Copy out exactly the lines from the line containing "Output a JSON" to the end of the listing.

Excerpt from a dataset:
━━━━━━

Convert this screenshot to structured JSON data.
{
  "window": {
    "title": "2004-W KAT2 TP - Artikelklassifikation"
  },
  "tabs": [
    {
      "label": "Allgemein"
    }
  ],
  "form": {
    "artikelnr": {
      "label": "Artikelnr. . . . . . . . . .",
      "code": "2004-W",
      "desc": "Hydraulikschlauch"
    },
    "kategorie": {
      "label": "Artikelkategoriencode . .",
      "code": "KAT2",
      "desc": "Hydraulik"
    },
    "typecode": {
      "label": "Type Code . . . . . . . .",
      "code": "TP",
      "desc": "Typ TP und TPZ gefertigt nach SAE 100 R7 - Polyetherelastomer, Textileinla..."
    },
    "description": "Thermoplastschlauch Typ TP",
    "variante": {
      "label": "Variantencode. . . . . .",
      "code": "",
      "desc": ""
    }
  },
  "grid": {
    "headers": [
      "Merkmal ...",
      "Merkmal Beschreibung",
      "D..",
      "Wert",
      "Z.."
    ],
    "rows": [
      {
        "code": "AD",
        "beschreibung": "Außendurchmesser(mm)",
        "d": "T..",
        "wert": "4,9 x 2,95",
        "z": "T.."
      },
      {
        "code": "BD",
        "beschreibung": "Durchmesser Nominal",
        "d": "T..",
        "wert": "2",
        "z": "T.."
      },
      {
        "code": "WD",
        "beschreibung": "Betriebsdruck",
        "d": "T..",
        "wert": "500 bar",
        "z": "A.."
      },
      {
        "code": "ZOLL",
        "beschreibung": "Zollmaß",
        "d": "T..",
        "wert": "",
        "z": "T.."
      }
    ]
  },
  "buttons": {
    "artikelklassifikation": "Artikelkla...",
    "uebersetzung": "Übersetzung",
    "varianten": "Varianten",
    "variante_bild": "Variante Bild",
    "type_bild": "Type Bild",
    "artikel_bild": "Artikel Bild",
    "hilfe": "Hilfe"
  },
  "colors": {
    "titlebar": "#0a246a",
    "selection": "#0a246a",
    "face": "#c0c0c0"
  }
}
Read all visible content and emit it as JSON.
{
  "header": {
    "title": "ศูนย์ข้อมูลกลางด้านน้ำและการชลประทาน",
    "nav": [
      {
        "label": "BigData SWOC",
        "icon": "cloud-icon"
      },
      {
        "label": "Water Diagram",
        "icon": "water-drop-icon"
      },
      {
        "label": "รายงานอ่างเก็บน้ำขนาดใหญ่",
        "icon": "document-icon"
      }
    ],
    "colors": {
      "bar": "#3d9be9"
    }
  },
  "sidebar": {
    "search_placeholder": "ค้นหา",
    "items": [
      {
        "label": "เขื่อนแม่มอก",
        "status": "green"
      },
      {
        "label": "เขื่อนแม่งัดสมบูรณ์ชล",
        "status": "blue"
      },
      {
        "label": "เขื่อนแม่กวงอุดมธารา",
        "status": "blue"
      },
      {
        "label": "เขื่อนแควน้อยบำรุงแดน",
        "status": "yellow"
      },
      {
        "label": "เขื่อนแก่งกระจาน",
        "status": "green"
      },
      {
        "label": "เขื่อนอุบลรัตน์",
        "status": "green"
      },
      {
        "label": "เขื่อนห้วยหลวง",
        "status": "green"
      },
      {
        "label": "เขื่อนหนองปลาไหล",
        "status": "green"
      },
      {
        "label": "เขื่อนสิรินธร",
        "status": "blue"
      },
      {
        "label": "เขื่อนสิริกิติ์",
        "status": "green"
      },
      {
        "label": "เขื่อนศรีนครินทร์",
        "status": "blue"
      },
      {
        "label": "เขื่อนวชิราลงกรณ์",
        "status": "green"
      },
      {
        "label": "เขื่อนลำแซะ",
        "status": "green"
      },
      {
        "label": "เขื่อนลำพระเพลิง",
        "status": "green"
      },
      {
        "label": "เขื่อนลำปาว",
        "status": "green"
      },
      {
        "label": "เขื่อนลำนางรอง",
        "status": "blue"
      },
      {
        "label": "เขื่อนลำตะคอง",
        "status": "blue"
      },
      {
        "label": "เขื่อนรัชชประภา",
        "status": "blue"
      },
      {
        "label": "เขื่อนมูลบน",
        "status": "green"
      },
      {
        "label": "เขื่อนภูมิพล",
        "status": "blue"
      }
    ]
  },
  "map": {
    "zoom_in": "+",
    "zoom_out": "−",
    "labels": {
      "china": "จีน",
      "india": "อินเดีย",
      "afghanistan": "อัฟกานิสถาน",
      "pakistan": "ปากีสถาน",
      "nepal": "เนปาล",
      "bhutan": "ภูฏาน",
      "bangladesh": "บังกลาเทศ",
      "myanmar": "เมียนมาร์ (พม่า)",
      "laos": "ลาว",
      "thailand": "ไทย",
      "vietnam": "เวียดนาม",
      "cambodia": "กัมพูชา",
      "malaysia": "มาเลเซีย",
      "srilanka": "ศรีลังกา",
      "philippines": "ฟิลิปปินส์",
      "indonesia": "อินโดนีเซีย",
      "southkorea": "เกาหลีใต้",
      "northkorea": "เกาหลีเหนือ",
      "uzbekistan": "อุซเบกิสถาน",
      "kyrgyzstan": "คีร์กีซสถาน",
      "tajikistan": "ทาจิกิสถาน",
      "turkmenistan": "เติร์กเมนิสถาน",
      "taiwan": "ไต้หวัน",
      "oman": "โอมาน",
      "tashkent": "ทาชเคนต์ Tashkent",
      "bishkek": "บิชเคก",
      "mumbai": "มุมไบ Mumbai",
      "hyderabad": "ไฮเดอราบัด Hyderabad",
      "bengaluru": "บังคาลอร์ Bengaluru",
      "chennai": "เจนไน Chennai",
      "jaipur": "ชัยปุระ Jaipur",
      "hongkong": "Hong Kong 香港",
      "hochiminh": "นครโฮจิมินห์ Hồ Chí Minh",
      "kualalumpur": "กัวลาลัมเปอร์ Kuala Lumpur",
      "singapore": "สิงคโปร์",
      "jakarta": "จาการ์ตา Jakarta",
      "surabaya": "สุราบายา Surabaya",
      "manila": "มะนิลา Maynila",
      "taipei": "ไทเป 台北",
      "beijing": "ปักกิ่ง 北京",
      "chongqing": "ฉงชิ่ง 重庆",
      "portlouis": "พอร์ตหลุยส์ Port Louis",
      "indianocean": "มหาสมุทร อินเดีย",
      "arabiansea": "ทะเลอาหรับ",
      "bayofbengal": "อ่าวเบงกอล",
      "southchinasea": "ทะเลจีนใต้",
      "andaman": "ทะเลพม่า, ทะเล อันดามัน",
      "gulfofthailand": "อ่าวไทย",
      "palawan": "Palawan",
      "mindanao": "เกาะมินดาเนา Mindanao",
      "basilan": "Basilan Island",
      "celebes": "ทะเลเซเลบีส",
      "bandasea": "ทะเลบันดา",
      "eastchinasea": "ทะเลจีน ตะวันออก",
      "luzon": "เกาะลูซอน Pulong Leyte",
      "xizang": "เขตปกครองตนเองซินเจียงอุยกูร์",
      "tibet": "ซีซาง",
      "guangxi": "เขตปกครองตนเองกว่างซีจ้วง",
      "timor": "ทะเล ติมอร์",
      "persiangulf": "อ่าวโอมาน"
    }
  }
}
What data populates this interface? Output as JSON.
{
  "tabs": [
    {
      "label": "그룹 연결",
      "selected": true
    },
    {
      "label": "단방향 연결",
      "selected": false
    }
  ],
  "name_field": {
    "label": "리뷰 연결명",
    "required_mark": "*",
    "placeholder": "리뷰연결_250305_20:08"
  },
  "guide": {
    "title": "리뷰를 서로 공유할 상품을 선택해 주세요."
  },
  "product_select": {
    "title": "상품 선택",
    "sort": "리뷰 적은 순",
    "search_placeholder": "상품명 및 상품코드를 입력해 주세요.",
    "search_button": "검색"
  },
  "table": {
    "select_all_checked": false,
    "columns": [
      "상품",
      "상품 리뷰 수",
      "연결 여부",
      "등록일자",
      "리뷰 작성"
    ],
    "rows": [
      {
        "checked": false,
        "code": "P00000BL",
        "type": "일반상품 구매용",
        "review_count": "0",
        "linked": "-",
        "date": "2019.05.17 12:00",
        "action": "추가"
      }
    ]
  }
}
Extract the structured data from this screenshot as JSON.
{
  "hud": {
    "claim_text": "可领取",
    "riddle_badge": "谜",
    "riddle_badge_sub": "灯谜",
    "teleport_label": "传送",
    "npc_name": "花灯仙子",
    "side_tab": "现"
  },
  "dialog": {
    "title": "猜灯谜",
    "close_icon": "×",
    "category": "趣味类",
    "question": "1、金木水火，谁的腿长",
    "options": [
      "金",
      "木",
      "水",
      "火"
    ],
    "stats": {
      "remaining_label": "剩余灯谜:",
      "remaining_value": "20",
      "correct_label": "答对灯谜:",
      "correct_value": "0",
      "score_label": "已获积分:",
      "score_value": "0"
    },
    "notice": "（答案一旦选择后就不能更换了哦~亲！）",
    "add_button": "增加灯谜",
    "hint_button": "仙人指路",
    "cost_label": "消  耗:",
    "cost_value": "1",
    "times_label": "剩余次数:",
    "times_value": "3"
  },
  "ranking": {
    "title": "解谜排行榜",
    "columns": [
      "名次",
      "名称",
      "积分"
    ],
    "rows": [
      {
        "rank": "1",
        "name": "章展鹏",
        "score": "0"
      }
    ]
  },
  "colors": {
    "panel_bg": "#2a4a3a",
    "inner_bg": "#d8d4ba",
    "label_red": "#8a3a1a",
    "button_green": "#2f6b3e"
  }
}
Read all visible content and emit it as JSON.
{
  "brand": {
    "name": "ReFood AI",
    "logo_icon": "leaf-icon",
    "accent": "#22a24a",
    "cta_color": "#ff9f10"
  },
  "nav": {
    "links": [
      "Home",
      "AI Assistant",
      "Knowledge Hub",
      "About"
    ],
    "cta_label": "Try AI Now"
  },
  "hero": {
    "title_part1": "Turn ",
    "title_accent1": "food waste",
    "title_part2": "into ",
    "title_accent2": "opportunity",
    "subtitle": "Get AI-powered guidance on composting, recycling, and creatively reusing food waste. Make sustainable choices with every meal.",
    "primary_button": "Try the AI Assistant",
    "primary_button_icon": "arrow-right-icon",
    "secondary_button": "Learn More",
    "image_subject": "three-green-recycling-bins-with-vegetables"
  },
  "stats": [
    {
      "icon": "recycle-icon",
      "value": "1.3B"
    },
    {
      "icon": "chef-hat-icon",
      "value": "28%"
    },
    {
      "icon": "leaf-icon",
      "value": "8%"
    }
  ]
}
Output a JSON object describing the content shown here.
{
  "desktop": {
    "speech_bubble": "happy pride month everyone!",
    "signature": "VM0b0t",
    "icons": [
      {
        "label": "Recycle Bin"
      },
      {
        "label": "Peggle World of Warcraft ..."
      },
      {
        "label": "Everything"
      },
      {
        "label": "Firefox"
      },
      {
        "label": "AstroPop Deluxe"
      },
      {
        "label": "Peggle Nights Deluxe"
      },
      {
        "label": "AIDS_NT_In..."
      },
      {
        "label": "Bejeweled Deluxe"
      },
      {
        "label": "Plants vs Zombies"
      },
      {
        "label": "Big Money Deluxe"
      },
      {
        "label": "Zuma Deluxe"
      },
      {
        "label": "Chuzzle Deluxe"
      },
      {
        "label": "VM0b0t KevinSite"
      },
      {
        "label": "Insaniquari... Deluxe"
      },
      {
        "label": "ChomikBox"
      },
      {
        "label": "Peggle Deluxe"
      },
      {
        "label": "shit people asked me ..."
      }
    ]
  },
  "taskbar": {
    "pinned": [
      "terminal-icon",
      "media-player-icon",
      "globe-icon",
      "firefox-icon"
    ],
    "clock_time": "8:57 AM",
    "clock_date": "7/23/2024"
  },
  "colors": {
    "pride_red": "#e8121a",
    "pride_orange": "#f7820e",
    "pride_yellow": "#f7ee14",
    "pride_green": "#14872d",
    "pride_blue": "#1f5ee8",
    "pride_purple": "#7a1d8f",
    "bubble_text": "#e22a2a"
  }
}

━━━━━━

RESPONSE TO THIS EXERCISE ▸
Output a JSON object describing the content shown here.
{
  "desktop": {
    "speech_bubble": "happy pride month everyone!",
    "signature": "VM0b0t",
    "icons": [
      {
        "label": "Recycle Bin"
      },
      {
        "label": "Peggle World of Warcraft ..."
      },
      {
        "label": "Everything"
      },
      {
        "label": "Firefox"
      },
      {
        "label": "AstroPop Deluxe"
      },
      {
        "label": "Peggle Nights Deluxe"
      },
      {
        "label": "AIDS_NT_In..."
      },
      {
        "label": "Bejeweled Deluxe"
      },
      {
        "label": "Plants vs Zombies"
      },
      {
        "label": "Big Money Deluxe"
      },
      {
        "label": "Zuma Deluxe"
      },
      {
        "label": "Chuzzle Deluxe"
      },
      {
        "label": "VM0b0t KevinSite"
      },
      {
        "label": "Insaniquari... Deluxe"
      },
      {
        "label": "ChomikBox"
      },
      {
        "label": "Peggle Deluxe"
      },
      {
        "label": "shit people asked me ..."
      }
    ]
  },
  "taskbar": {
    "pinned": [
      "terminal-icon",
      "media-player-icon",
      "globe-icon",
      "firefox-icon"
    ],
    "clock_time": "8:57 AM",
    "clock_date": "7/23/2024"
  },
  "colors": {
    "pride_red": "#e8121a",
    "pride_orange": "#f7820e",
    "pride_yellow": "#f7ee14",
    "pride_green": "#14872d",
    "pride_blue": "#1f5ee8",
    "pride_purple": "#7a1d8f",
    "bubble_text": "#e22a2a"
  }
}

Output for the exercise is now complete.